■ Problem details: Within the material below, find each line bearing the word "sono" and present it.

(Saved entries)
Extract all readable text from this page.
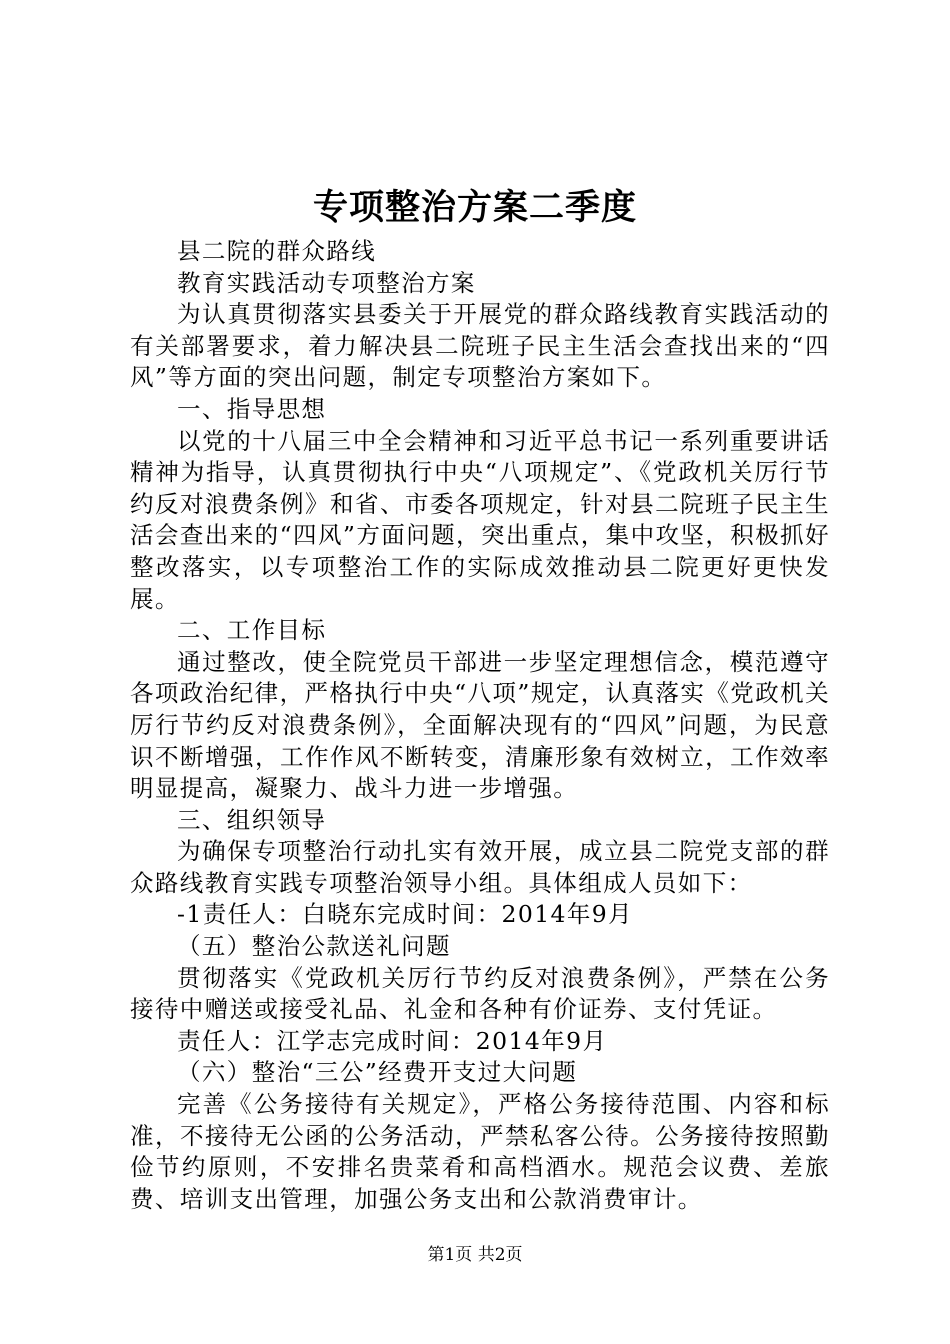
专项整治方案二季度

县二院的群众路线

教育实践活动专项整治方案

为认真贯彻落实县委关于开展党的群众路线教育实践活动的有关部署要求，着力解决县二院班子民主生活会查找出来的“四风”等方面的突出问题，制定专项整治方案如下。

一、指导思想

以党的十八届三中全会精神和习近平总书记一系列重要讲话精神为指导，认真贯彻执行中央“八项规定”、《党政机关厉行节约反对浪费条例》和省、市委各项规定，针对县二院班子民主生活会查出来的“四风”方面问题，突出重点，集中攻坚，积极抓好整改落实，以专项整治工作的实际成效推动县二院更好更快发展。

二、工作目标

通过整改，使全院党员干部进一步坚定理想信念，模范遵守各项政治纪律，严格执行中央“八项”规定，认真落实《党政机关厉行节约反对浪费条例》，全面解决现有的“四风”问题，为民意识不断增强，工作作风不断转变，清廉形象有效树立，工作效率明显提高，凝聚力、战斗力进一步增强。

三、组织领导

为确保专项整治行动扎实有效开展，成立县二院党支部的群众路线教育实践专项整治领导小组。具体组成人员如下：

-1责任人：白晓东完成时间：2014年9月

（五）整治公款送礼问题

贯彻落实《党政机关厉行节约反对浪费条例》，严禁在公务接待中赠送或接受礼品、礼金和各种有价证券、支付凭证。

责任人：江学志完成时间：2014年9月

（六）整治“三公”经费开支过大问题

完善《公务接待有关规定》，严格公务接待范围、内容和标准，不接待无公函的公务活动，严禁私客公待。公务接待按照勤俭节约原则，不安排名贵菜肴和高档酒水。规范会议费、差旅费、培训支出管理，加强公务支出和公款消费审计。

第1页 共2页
---
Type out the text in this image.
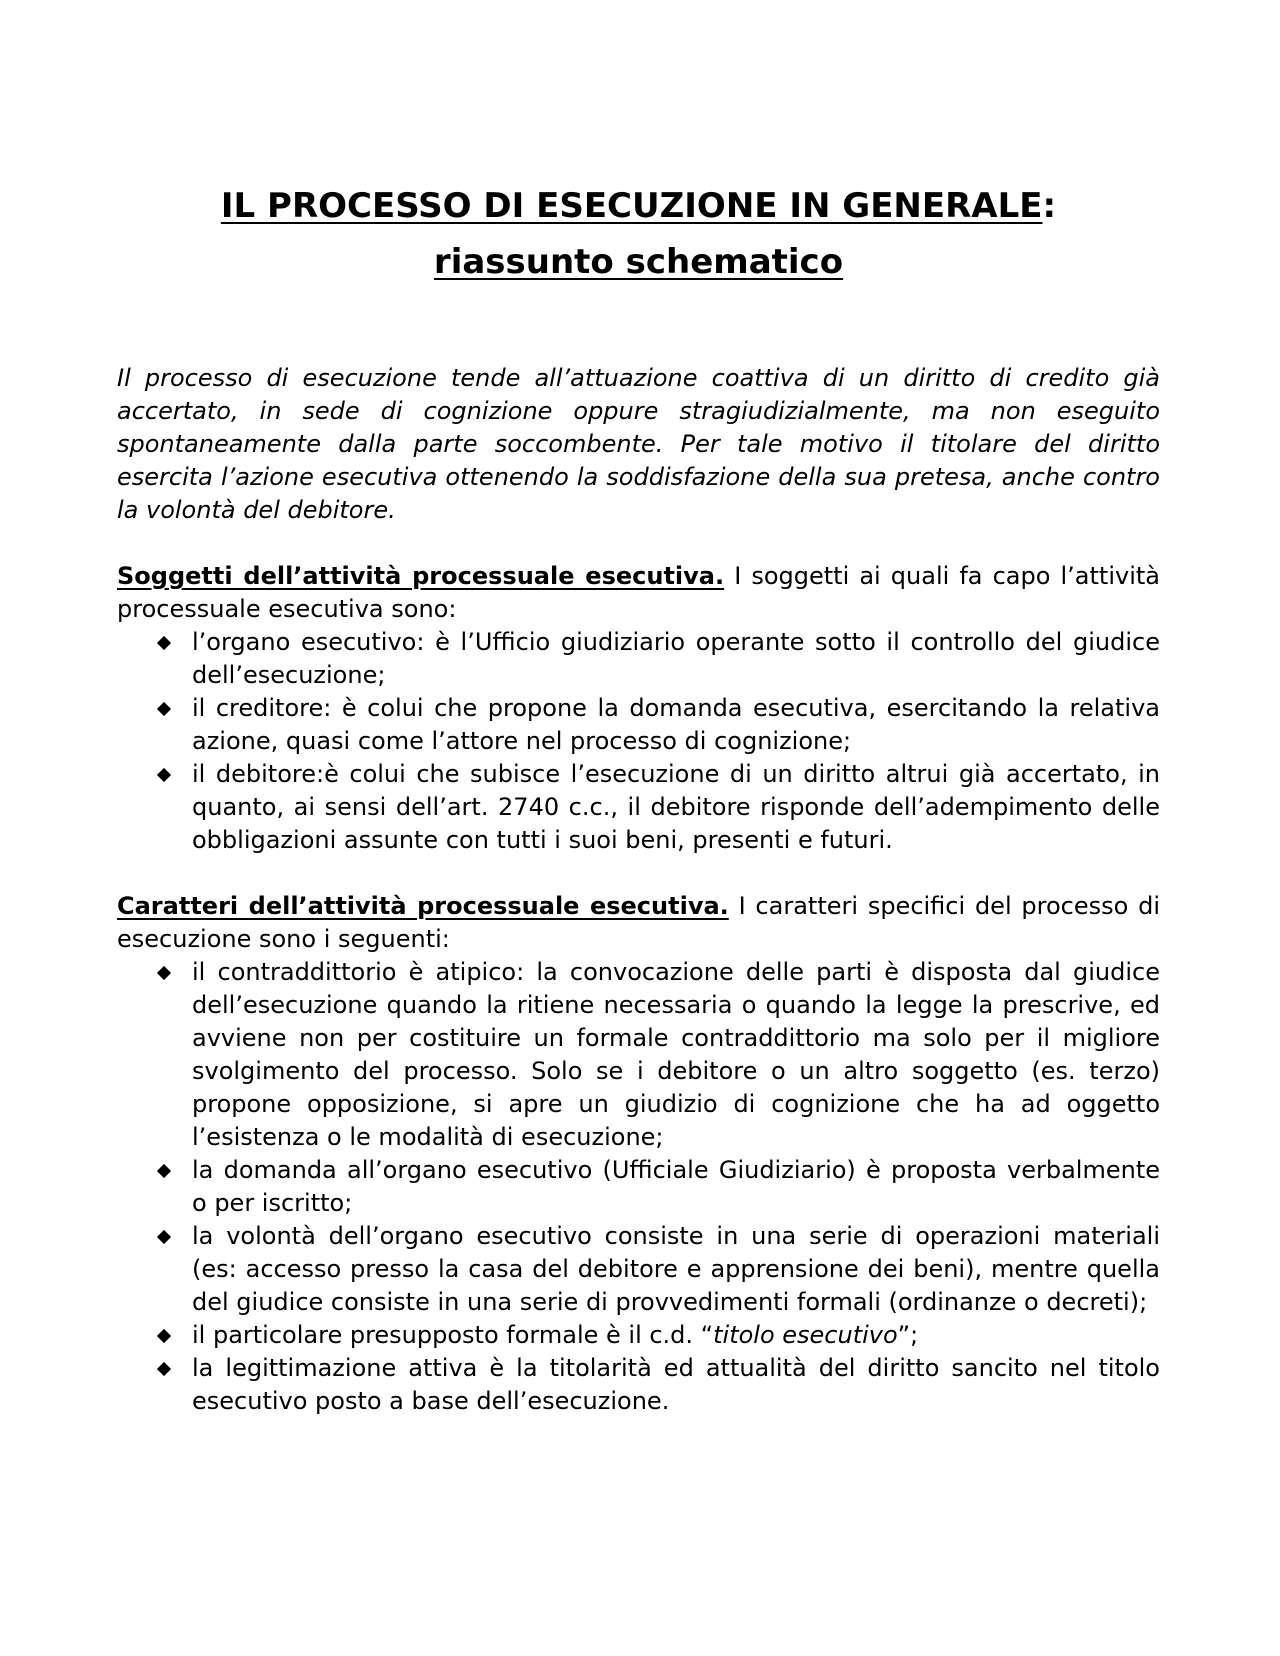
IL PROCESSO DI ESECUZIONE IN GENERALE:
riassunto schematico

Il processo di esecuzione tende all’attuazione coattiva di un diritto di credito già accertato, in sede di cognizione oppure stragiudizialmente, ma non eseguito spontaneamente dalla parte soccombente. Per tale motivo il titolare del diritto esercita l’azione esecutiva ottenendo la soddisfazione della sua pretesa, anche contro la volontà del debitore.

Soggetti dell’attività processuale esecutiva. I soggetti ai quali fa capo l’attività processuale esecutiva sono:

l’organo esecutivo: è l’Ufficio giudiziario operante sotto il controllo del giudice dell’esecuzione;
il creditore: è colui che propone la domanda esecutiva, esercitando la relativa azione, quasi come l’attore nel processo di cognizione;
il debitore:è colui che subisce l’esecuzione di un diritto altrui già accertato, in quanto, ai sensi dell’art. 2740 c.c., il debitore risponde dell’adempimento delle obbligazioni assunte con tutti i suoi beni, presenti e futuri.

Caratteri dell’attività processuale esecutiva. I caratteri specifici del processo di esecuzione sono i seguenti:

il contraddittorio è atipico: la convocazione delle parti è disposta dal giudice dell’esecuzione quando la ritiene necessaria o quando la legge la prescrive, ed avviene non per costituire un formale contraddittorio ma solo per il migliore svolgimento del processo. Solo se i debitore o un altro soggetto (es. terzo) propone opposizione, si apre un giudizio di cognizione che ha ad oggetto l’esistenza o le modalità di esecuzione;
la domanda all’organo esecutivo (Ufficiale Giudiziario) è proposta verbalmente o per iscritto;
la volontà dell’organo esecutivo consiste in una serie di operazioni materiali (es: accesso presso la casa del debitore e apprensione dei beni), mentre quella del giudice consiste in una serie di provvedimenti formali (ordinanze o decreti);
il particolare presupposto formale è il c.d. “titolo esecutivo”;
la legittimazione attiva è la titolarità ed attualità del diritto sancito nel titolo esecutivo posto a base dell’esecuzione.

■ Result of this exercise:
Soggetti dell’attività processuale esecutiva. I soggetti ai quali fa capo l’attività processuale esecutiva sono:
Caratteri dell’attività processuale esecutiva. I caratteri specifici del processo di esecuzione sono i seguenti:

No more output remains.